**What the task asks:** Skip the pictures. Transcribe the rest of the data below without changing a word.

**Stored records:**
□ □ □ □

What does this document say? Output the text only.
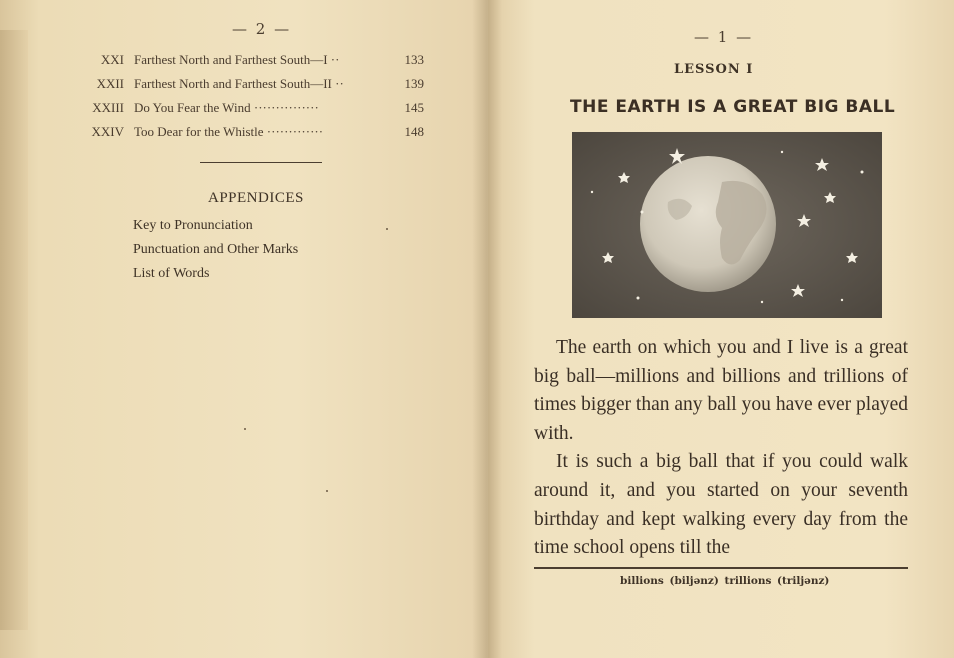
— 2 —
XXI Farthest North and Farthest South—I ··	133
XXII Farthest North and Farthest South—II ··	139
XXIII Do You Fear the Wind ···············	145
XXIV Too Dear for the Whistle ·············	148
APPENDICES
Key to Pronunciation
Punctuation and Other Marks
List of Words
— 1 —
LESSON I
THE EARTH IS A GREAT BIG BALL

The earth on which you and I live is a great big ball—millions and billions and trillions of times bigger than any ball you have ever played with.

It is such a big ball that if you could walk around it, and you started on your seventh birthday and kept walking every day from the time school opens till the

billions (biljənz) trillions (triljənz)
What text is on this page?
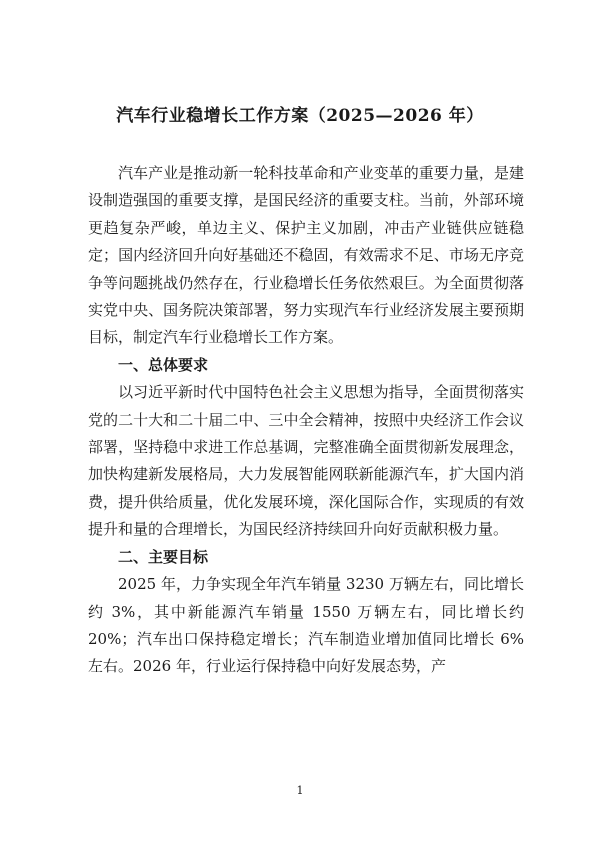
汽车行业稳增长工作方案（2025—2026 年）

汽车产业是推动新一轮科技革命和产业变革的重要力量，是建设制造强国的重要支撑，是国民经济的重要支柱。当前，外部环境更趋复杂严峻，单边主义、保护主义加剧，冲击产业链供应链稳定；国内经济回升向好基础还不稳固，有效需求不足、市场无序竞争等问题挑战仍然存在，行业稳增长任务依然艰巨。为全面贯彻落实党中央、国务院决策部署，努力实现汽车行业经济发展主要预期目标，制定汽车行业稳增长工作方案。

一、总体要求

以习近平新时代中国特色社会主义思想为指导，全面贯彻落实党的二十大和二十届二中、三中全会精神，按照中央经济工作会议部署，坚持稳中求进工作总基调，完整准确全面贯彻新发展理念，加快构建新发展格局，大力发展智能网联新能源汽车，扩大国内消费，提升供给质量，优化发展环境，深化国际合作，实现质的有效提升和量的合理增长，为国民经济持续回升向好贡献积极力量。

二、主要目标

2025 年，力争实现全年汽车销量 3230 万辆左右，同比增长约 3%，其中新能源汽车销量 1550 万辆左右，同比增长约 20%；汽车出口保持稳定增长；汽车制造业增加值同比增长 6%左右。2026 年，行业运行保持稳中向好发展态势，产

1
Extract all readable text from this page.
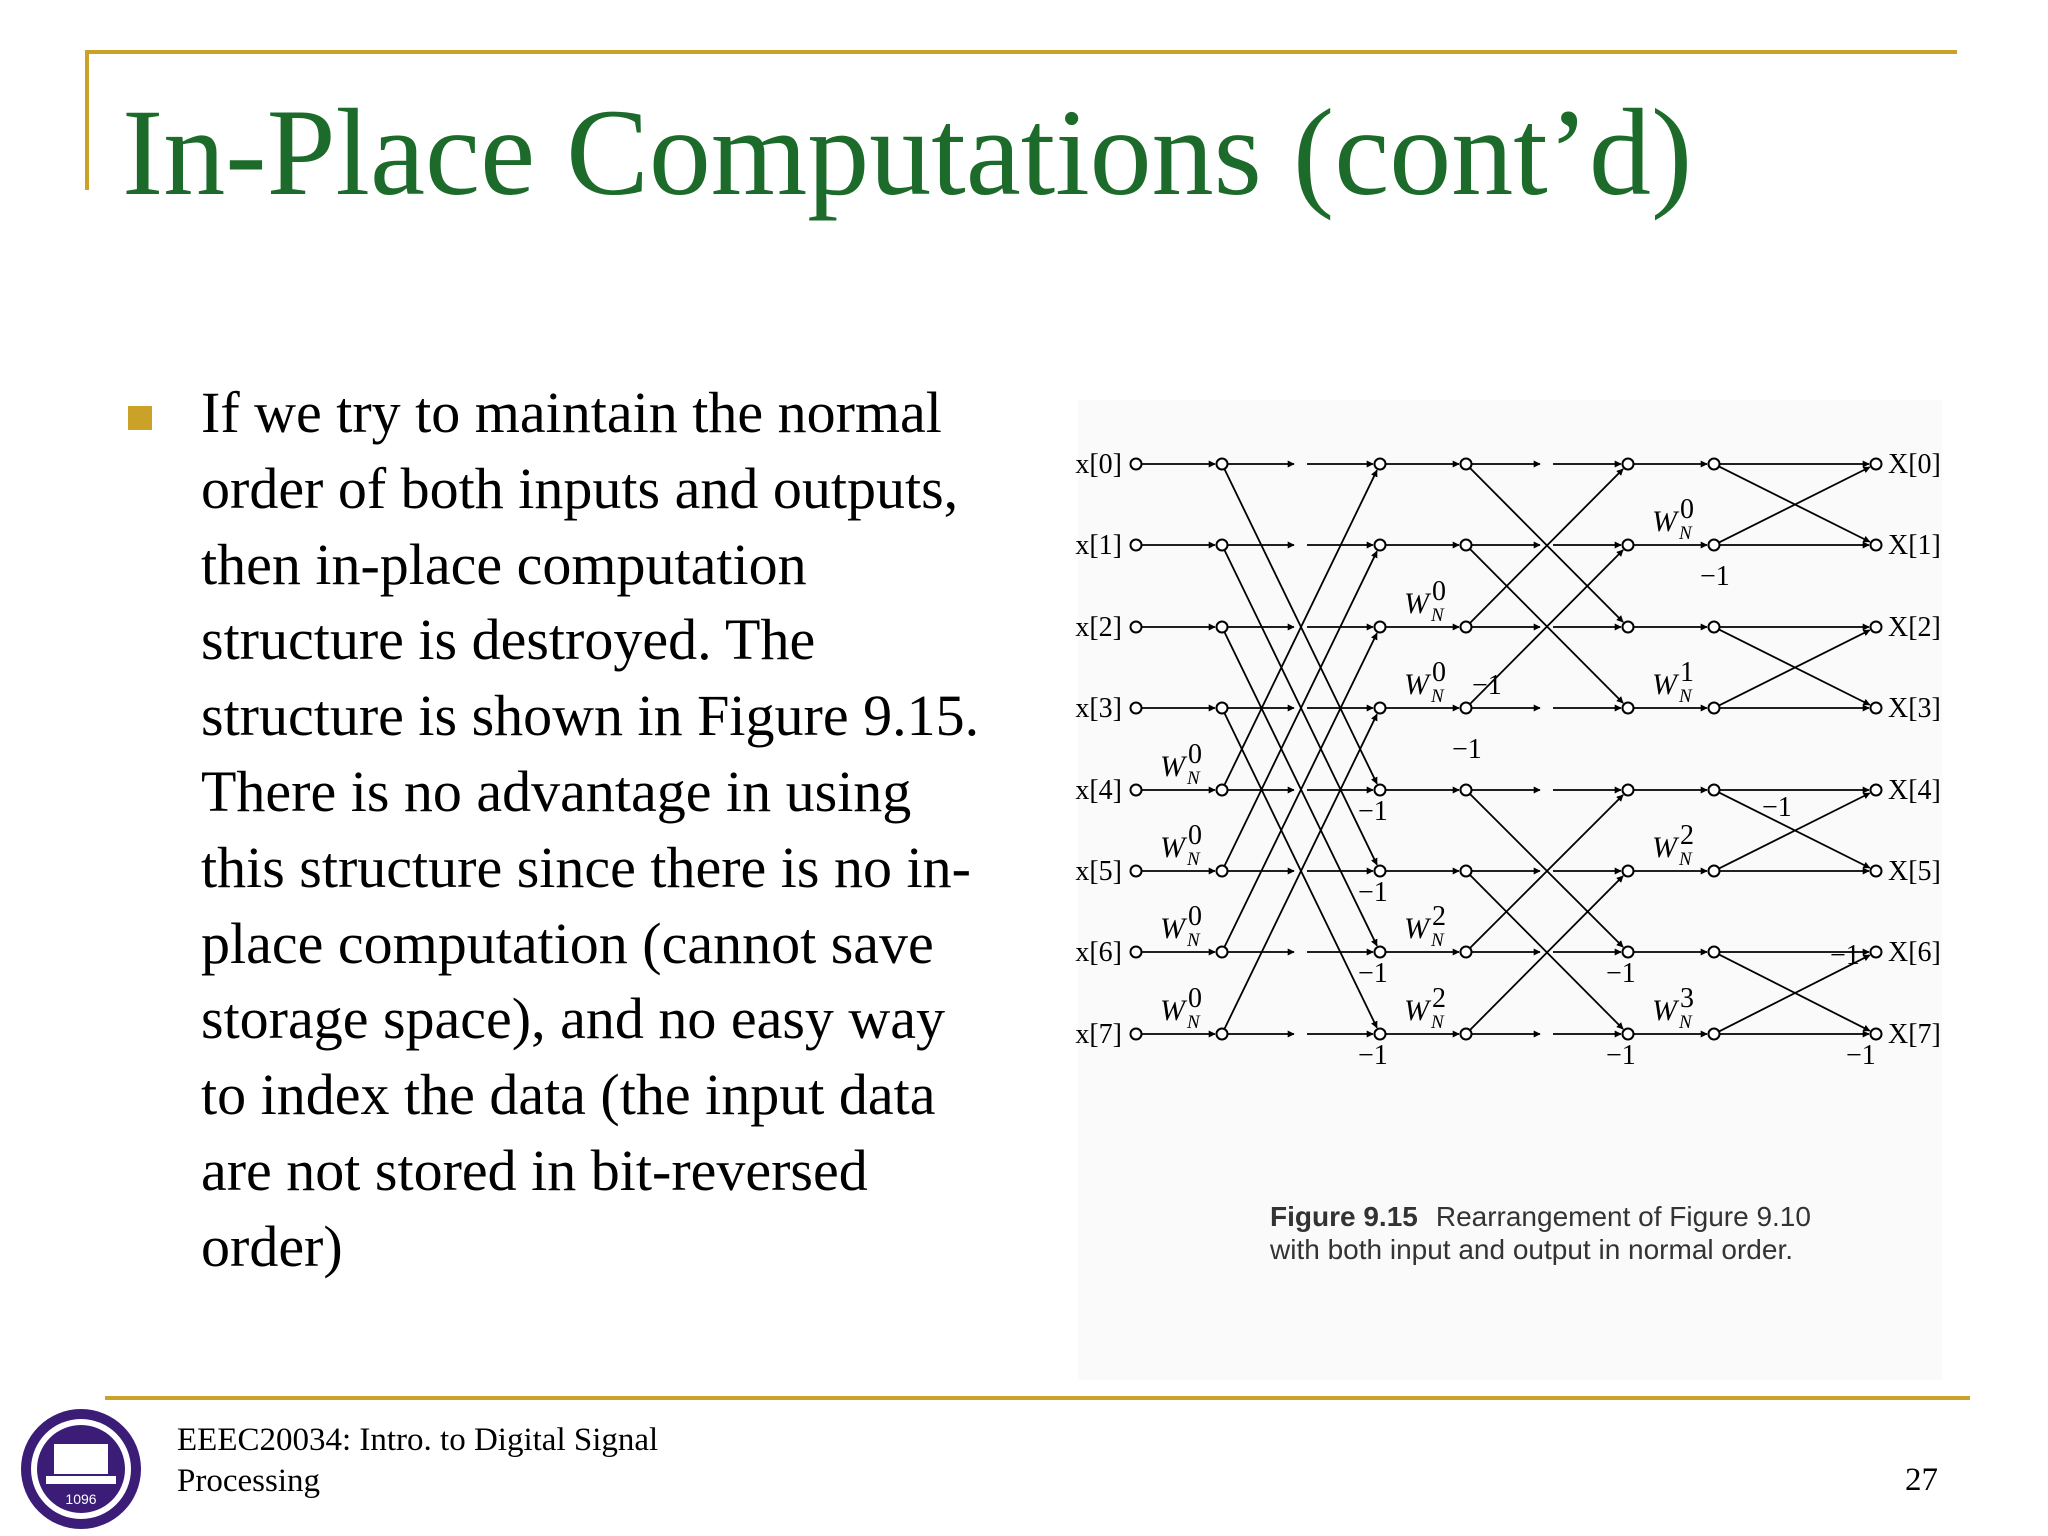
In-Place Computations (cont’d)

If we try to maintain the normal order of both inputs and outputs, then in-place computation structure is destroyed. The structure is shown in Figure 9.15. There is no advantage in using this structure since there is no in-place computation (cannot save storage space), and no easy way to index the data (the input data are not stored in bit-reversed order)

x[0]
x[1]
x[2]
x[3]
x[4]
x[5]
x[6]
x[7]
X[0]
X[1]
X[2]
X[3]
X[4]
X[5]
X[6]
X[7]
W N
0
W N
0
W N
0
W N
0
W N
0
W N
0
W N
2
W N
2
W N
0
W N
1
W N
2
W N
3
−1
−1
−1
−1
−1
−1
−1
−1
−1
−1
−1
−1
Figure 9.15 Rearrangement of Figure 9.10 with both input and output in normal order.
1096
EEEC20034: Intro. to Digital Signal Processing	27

□ □ □ □

**Task output:**
What does this document say? Output the text only.
— 2 —
XXI Farthest North and Farthest South—I ··	133
XXII Farthest North and Farthest South—II ··	139
XXIII Do You Fear the Wind ···············	145
XXIV Too Dear for the Whistle ·············	148
APPENDICES
Key to Pronunciation
Punctuation and Other Marks
List of Words
— 1 —
LESSON I
THE EARTH IS A GREAT BIG BALL

The earth on which you and I live is a great big ball—millions and billions and trillions of times bigger than any ball you have ever played with.

It is such a big ball that if you could walk around it, and you started on your seventh birthday and kept walking every day from the time school opens till the

billions (biljənz) trillions (triljənz)
What text is on this page?
汽车行业稳增长工作方案（2025—2026 年）

汽车产业是推动新一轮科技革命和产业变革的重要力量，是建设制造强国的重要支撑，是国民经济的重要支柱。当前，外部环境更趋复杂严峻，单边主义、保护主义加剧，冲击产业链供应链稳定；国内经济回升向好基础还不稳固，有效需求不足、市场无序竞争等问题挑战仍然存在，行业稳增长任务依然艰巨。为全面贯彻落实党中央、国务院决策部署，努力实现汽车行业经济发展主要预期目标，制定汽车行业稳增长工作方案。

一、总体要求

以习近平新时代中国特色社会主义思想为指导，全面贯彻落实党的二十大和二十届二中、三中全会精神，按照中央经济工作会议部署，坚持稳中求进工作总基调，完整准确全面贯彻新发展理念，加快构建新发展格局，大力发展智能网联新能源汽车，扩大国内消费，提升供给质量，优化发展环境，深化国际合作，实现质的有效提升和量的合理增长，为国民经济持续回升向好贡献积极力量。

二、主要目标

2025 年，力争实现全年汽车销量 3230 万辆左右，同比增长约 3%，其中新能源汽车销量 1550 万辆左右，同比增长约 20%；汽车出口保持稳定增长；汽车制造业增加值同比增长 6%左右。2026 年，行业运行保持稳中向好发展态势，产

1
Extract all readable text from this page.
In-Place Computations (cont’d)

If we try to maintain the normal order of both inputs and outputs, then in-place computation structure is destroyed. The structure is shown in Figure 9.15. There is no advantage in using this structure since there is no in-place computation (cannot save storage space), and no easy way to index the data (the input data are not stored in bit-reversed order)

x[0]
x[1]
x[2]
x[3]
x[4]
x[5]
x[6]
x[7]
X[0]
X[1]
X[2]
X[3]
X[4]
X[5]
X[6]
X[7]
W N
0
W N
0
W N
0
W N
0
W N
0
W N
0
W N
2
W N
2
W N
0
W N
1
W N
2
W N
3
−1
−1
−1
−1
−1
−1
−1
−1
−1
−1
−1
−1
Figure 9.15 Rearrangement of Figure 9.10 with both input and output in normal order.
1096
EEEC20034: Intro. to Digital Signal Processing	27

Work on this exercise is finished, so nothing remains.